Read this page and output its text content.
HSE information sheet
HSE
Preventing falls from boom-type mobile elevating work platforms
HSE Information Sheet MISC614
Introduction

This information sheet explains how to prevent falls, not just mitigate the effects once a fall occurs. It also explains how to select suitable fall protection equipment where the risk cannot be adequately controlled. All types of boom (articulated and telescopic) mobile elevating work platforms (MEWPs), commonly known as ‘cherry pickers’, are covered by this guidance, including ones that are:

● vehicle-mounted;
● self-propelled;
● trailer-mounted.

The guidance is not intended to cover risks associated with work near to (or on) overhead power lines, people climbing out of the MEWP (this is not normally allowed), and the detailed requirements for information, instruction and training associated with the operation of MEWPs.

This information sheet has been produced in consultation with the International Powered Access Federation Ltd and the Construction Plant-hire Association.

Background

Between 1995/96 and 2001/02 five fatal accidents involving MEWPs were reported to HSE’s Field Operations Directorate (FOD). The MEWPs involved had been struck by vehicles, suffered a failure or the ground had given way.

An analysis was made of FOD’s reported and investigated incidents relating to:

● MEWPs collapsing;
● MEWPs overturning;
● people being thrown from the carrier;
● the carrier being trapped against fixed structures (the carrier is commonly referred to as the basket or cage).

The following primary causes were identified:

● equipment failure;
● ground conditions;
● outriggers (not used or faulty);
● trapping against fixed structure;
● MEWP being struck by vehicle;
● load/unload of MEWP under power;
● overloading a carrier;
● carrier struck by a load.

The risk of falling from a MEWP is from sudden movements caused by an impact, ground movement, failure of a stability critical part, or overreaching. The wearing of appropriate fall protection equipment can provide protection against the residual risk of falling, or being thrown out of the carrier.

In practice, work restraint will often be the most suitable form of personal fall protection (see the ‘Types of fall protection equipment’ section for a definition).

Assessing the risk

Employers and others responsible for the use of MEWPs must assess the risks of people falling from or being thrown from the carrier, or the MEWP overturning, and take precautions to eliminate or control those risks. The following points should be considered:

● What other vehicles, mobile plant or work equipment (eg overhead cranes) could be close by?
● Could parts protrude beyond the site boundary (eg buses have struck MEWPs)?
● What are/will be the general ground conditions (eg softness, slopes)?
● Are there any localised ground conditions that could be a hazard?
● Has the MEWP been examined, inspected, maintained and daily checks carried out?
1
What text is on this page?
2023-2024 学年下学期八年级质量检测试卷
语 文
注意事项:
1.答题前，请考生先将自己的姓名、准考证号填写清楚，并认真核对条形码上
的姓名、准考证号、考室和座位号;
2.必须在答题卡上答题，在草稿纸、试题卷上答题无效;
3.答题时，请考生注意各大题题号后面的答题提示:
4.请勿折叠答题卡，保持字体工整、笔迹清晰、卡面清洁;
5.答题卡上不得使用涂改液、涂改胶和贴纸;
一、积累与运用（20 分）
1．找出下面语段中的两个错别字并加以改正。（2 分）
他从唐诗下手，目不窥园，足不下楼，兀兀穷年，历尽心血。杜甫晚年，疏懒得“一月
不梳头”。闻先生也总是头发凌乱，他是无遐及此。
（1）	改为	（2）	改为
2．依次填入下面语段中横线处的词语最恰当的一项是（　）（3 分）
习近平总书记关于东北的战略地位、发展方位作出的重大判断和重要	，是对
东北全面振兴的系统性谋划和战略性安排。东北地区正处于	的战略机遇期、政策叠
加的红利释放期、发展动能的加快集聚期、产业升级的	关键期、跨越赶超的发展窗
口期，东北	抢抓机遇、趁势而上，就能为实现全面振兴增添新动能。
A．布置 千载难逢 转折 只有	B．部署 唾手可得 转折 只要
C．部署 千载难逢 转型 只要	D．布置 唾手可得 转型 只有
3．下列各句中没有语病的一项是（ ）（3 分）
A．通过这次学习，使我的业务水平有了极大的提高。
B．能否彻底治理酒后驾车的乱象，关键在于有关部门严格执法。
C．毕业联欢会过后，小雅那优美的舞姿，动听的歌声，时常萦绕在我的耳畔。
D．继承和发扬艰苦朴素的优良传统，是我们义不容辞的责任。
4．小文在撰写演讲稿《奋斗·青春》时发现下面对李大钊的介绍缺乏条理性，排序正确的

> GIVEN PROBLEM:
What is the number of lines in the records that contain the string "from"? Give only that number.

> THE ANSWER:
4